TO BE DONE: Your task is to quote the material that follows, in full and exactly.

(Stored records)
# # # #
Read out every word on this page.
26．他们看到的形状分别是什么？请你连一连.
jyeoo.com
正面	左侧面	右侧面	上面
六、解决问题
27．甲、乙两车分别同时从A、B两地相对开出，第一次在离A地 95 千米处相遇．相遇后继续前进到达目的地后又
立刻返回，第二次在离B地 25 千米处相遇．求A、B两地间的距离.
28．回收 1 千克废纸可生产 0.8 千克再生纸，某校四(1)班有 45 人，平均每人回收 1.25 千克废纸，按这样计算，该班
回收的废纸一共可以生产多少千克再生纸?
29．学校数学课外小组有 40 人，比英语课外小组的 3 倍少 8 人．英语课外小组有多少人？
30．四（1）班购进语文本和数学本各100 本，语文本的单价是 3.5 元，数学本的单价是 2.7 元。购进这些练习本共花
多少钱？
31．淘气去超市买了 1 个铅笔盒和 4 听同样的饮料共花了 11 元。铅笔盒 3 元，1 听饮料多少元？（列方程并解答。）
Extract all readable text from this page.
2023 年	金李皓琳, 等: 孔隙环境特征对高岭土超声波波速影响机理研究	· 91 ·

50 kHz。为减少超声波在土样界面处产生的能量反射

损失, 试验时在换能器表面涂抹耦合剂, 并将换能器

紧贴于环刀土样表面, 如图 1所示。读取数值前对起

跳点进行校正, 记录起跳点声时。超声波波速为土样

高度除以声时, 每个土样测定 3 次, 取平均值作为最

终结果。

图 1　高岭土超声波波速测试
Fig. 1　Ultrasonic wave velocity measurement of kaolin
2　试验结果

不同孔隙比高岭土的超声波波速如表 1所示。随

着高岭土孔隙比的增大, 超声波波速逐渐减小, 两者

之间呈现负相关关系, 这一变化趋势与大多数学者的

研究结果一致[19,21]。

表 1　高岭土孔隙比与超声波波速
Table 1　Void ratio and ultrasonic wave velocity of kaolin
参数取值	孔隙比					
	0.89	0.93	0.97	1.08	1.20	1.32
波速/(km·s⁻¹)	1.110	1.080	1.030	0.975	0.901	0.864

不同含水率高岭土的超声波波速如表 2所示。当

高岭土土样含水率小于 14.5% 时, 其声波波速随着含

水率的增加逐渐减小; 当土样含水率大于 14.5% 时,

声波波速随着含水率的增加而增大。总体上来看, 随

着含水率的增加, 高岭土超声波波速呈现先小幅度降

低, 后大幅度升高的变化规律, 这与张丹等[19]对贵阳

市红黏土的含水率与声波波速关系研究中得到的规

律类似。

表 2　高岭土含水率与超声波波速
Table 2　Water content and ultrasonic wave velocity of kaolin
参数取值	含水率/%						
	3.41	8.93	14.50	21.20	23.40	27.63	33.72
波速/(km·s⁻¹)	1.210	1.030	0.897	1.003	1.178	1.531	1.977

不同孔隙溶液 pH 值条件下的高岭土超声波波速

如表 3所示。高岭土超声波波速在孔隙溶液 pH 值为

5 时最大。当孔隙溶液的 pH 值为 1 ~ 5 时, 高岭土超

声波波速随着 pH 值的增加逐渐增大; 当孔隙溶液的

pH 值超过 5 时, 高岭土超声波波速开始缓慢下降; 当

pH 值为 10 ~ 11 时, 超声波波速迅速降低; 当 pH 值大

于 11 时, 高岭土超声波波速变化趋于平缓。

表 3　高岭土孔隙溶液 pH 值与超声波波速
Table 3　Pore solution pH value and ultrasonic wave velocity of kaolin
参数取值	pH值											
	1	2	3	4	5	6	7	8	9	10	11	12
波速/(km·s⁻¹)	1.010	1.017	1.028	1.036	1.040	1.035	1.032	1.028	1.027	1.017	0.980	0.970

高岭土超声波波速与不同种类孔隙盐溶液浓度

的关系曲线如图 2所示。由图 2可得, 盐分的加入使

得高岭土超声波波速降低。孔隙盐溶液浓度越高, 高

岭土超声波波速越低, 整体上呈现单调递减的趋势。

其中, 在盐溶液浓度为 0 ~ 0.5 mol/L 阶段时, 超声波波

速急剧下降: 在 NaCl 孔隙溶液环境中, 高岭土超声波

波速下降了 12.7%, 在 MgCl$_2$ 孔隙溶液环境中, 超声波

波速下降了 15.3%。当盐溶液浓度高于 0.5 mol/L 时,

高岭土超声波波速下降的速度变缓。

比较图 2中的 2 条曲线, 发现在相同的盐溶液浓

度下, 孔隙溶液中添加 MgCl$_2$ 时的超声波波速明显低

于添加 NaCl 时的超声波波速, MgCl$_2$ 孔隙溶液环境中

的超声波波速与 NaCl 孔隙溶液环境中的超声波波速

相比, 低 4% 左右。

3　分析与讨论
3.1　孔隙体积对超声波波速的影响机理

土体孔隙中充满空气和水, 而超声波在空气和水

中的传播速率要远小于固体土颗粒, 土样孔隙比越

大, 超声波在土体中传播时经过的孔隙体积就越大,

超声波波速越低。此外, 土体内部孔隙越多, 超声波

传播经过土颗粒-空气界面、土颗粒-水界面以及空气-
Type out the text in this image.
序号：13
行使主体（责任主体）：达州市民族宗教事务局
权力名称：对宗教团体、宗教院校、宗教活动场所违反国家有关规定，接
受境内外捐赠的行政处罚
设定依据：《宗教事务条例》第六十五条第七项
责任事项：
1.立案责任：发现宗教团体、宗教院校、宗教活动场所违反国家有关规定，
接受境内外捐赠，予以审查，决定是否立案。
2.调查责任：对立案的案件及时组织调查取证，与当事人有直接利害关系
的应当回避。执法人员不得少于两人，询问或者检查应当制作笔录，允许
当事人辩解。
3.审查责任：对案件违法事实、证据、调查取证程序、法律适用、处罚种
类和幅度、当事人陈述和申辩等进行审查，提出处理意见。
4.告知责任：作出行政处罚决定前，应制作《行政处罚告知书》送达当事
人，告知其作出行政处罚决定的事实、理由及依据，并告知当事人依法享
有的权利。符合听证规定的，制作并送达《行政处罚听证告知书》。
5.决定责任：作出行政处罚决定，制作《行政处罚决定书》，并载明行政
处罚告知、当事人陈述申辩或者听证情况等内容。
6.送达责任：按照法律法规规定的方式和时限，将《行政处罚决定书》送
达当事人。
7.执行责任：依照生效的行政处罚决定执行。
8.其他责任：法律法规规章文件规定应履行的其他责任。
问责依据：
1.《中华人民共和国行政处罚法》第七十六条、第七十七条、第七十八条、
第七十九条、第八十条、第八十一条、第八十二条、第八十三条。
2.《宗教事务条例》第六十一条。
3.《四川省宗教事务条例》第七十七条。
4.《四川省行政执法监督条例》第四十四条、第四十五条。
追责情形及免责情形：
# # # #
SOLUTION FOR THIS TASK:
Read out every word on this page.
26．他们看到的形状分别是什么？请你连一连.
jyeoo.com
正面	左侧面	右侧面	上面
六、解决问题
27．甲、乙两车分别同时从A、B两地相对开出，第一次在离A地 95 千米处相遇．相遇后继续前进到达目的地后又
立刻返回，第二次在离B地 25 千米处相遇．求A、B两地间的距离.
28．回收 1 千克废纸可生产 0.8 千克再生纸，某校四(1)班有 45 人，平均每人回收 1.25 千克废纸，按这样计算，该班
回收的废纸一共可以生产多少千克再生纸?
29．学校数学课外小组有 40 人，比英语课外小组的 3 倍少 8 人．英语课外小组有多少人？
30．四（1）班购进语文本和数学本各100 本，语文本的单价是 3.5 元，数学本的单价是 2.7 元。购进这些练习本共花
多少钱？
31．淘气去超市买了 1 个铅笔盒和 4 听同样的饮料共花了 11 元。铅笔盒 3 元，1 听饮料多少元？（列方程并解答。）
Extract all readable text from this page.
2023 年	金李皓琳, 等: 孔隙环境特征对高岭土超声波波速影响机理研究	· 91 ·

50 kHz。为减少超声波在土样界面处产生的能量反射

损失, 试验时在换能器表面涂抹耦合剂, 并将换能器

紧贴于环刀土样表面, 如图 1所示。读取数值前对起

跳点进行校正, 记录起跳点声时。超声波波速为土样

高度除以声时, 每个土样测定 3 次, 取平均值作为最

终结果。

图 1　高岭土超声波波速测试
Fig. 1　Ultrasonic wave velocity measurement of kaolin
2　试验结果

不同孔隙比高岭土的超声波波速如表 1所示。随

着高岭土孔隙比的增大, 超声波波速逐渐减小, 两者

之间呈现负相关关系, 这一变化趋势与大多数学者的

研究结果一致[19,21]。

表 1　高岭土孔隙比与超声波波速
Table 1　Void ratio and ultrasonic wave velocity of kaolin
参数取值	孔隙比					
	0.89	0.93	0.97	1.08	1.20	1.32
波速/(km·s⁻¹)	1.110	1.080	1.030	0.975	0.901	0.864

不同含水率高岭土的超声波波速如表 2所示。当

高岭土土样含水率小于 14.5% 时, 其声波波速随着含

水率的增加逐渐减小; 当土样含水率大于 14.5% 时,

声波波速随着含水率的增加而增大。总体上来看, 随

着含水率的增加, 高岭土超声波波速呈现先小幅度降

低, 后大幅度升高的变化规律, 这与张丹等[19]对贵阳

市红黏土的含水率与声波波速关系研究中得到的规

律类似。

表 2　高岭土含水率与超声波波速
Table 2　Water content and ultrasonic wave velocity of kaolin
参数取值	含水率/%						
	3.41	8.93	14.50	21.20	23.40	27.63	33.72
波速/(km·s⁻¹)	1.210	1.030	0.897	1.003	1.178	1.531	1.977

不同孔隙溶液 pH 值条件下的高岭土超声波波速

如表 3所示。高岭土超声波波速在孔隙溶液 pH 值为

5 时最大。当孔隙溶液的 pH 值为 1 ~ 5 时, 高岭土超

声波波速随着 pH 值的增加逐渐增大; 当孔隙溶液的

pH 值超过 5 时, 高岭土超声波波速开始缓慢下降; 当

pH 值为 10 ~ 11 时, 超声波波速迅速降低; 当 pH 值大

于 11 时, 高岭土超声波波速变化趋于平缓。

表 3　高岭土孔隙溶液 pH 值与超声波波速
Table 3　Pore solution pH value and ultrasonic wave velocity of kaolin
参数取值	pH值											
	1	2	3	4	5	6	7	8	9	10	11	12
波速/(km·s⁻¹)	1.010	1.017	1.028	1.036	1.040	1.035	1.032	1.028	1.027	1.017	0.980	0.970

高岭土超声波波速与不同种类孔隙盐溶液浓度

的关系曲线如图 2所示。由图 2可得, 盐分的加入使

得高岭土超声波波速降低。孔隙盐溶液浓度越高, 高

岭土超声波波速越低, 整体上呈现单调递减的趋势。

其中, 在盐溶液浓度为 0 ~ 0.5 mol/L 阶段时, 超声波波

速急剧下降: 在 NaCl 孔隙溶液环境中, 高岭土超声波

波速下降了 12.7%, 在 MgCl$_2$ 孔隙溶液环境中, 超声波

波速下降了 15.3%。当盐溶液浓度高于 0.5 mol/L 时,

高岭土超声波波速下降的速度变缓。

比较图 2中的 2 条曲线, 发现在相同的盐溶液浓

度下, 孔隙溶液中添加 MgCl$_2$ 时的超声波波速明显低

于添加 NaCl 时的超声波波速, MgCl$_2$ 孔隙溶液环境中

的超声波波速与 NaCl 孔隙溶液环境中的超声波波速

相比, 低 4% 左右。

3　分析与讨论
3.1　孔隙体积对超声波波速的影响机理

土体孔隙中充满空气和水, 而超声波在空气和水

中的传播速率要远小于固体土颗粒, 土样孔隙比越

大, 超声波在土体中传播时经过的孔隙体积就越大,

超声波波速越低。此外, 土体内部孔隙越多, 超声波

传播经过土颗粒-空气界面、土颗粒-水界面以及空气-
Type out the text in this image.
序号：13
行使主体（责任主体）：达州市民族宗教事务局
权力名称：对宗教团体、宗教院校、宗教活动场所违反国家有关规定，接
受境内外捐赠的行政处罚
设定依据：《宗教事务条例》第六十五条第七项
责任事项：
1.立案责任：发现宗教团体、宗教院校、宗教活动场所违反国家有关规定，
接受境内外捐赠，予以审查，决定是否立案。
2.调查责任：对立案的案件及时组织调查取证，与当事人有直接利害关系
的应当回避。执法人员不得少于两人，询问或者检查应当制作笔录，允许
当事人辩解。
3.审查责任：对案件违法事实、证据、调查取证程序、法律适用、处罚种
类和幅度、当事人陈述和申辩等进行审查，提出处理意见。
4.告知责任：作出行政处罚决定前，应制作《行政处罚告知书》送达当事
人，告知其作出行政处罚决定的事实、理由及依据，并告知当事人依法享
有的权利。符合听证规定的，制作并送达《行政处罚听证告知书》。
5.决定责任：作出行政处罚决定，制作《行政处罚决定书》，并载明行政
处罚告知、当事人陈述申辩或者听证情况等内容。
6.送达责任：按照法律法规规定的方式和时限，将《行政处罚决定书》送
达当事人。
7.执行责任：依照生效的行政处罚决定执行。
8.其他责任：法律法规规章文件规定应履行的其他责任。
问责依据：
1.《中华人民共和国行政处罚法》第七十六条、第七十七条、第七十八条、
第七十九条、第八十条、第八十一条、第八十二条、第八十三条。
2.《宗教事务条例》第六十一条。
3.《四川省宗教事务条例》第七十七条。
4.《四川省行政执法监督条例》第四十四条、第四十五条。
追责情形及免责情形：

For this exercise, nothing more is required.